• **GIVEN INSTRUCTION**: Pick every line from the data that holds the word "akibat".

• **RECORDS FOR PROCESSING**:
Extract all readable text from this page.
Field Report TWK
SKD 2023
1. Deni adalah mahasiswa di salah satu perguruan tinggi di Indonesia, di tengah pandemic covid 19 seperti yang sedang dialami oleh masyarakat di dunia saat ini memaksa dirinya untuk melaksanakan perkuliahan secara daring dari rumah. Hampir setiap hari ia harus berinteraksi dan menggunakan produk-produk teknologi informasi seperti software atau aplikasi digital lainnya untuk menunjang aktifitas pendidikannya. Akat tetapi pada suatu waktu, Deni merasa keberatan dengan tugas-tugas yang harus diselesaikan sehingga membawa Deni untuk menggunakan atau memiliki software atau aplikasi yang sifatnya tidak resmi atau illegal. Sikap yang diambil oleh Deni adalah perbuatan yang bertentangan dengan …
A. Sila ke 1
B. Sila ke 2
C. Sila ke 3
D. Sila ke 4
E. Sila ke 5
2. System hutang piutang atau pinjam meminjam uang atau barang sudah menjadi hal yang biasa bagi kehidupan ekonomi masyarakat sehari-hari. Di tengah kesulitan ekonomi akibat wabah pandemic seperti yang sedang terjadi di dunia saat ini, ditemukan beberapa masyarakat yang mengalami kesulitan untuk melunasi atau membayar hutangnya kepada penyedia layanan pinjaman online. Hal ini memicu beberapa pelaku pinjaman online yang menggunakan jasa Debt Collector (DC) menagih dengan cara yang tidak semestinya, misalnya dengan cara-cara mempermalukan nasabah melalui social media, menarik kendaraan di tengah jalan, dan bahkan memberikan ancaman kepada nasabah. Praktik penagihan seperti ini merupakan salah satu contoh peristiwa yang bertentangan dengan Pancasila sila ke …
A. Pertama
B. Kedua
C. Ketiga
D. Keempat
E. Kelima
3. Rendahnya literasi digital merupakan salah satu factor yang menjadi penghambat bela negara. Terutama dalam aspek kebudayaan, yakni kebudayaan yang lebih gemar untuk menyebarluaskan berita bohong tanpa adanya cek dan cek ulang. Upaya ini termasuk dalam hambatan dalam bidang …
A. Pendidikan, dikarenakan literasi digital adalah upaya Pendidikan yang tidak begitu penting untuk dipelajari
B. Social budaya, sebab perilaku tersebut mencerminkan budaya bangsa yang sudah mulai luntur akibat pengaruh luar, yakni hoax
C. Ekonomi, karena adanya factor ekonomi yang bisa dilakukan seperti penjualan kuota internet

• **TASK ANSWER**:
2. System hutang piutang atau pinjam meminjam uang atau barang sudah menjadi hal yang biasa bagi kehidupan ekonomi masyarakat sehari-hari. Di tengah kesulitan ekonomi akibat wabah pandemic seperti yang sedang terjadi di dunia saat ini, ditemukan beberapa masyarakat yang mengalami kesulitan untuk melunasi atau membayar hutangnya kepada penyedia layanan pinjaman online. Hal ini memicu beberapa pelaku pinjaman online yang menggunakan jasa Debt Collector (DC) menagih dengan cara yang tidak semestinya, misalnya dengan cara-cara mempermalukan nasabah melalui social media, menarik kendaraan di tengah jalan, dan bahkan memberikan ancaman kepada nasabah. Praktik penagihan seperti ini merupakan salah satu contoh peristiwa yang bertentangan dengan Pancasila sila ke …
B. Social budaya, sebab perilaku tersebut mencerminkan budaya bangsa yang sudah mulai luntur akibat pengaruh luar, yakni hoax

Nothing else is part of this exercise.